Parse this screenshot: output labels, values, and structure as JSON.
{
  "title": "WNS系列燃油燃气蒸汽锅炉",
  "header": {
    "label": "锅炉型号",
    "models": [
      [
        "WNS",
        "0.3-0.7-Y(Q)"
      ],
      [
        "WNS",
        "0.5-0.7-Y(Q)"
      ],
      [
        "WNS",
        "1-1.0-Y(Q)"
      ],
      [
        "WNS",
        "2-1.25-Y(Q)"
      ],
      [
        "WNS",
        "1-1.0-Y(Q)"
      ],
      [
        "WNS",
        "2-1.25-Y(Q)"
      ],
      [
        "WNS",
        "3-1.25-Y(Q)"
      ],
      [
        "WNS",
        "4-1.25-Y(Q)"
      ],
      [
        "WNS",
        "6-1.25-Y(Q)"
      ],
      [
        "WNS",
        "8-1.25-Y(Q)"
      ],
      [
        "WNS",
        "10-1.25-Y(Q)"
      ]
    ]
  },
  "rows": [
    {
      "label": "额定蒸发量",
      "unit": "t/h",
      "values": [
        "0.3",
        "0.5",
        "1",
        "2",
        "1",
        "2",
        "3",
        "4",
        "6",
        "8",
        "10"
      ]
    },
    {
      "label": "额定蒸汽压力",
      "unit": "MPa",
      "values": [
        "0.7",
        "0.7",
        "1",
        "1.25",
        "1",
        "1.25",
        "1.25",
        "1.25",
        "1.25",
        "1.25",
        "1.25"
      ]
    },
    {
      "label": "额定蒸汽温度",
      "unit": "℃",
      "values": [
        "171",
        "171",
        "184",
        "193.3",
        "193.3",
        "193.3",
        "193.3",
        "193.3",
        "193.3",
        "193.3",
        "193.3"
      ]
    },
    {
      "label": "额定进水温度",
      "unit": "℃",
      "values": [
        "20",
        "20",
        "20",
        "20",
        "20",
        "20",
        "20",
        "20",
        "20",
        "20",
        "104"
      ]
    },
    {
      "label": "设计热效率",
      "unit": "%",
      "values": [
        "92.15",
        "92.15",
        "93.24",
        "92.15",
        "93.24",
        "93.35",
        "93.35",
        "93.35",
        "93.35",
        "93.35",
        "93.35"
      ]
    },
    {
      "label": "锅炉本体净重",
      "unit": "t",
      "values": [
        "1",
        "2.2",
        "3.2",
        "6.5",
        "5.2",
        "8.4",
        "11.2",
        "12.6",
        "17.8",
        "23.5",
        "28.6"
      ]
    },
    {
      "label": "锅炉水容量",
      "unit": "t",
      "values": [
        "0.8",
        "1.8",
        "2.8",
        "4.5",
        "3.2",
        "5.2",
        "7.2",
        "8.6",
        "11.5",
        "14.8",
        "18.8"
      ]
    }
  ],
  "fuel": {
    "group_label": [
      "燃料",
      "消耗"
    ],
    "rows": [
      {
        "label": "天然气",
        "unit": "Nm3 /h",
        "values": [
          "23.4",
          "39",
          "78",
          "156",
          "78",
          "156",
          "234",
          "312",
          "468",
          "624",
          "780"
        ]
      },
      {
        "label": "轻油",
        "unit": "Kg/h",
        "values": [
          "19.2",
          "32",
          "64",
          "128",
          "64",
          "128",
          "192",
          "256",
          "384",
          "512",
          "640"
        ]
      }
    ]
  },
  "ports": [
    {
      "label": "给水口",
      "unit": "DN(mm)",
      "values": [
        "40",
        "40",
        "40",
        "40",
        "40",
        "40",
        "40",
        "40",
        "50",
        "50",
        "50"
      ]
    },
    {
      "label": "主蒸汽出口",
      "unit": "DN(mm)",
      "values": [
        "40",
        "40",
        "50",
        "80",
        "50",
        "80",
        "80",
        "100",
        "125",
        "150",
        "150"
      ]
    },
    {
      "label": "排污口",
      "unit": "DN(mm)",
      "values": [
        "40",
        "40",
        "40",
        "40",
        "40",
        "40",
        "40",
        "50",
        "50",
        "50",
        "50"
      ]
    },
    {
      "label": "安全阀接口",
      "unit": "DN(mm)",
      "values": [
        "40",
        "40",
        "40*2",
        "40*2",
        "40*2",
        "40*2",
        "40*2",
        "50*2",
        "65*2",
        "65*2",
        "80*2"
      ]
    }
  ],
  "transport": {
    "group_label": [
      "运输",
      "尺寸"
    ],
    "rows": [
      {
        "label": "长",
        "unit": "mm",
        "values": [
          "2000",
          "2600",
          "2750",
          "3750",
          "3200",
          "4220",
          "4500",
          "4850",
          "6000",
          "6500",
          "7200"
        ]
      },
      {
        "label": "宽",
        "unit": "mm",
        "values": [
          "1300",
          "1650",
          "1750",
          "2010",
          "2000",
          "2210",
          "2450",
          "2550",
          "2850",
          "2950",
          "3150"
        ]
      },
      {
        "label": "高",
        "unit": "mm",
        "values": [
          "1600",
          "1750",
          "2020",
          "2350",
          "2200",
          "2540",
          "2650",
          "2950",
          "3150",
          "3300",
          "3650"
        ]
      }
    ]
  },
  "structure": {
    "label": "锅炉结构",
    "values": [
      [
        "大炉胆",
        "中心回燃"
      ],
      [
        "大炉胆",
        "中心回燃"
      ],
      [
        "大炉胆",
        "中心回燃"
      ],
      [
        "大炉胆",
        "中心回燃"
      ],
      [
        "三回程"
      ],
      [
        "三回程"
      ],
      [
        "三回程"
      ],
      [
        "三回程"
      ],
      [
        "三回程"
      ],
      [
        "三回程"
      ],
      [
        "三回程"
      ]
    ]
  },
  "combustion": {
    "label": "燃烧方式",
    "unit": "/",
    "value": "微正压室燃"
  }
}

*Exercise aim*
Collect the lines of the records that include the string "structure".

*Solution for this exercise*
Parse this screenshot: output labels, values, and structure as JSON.
  "structure": {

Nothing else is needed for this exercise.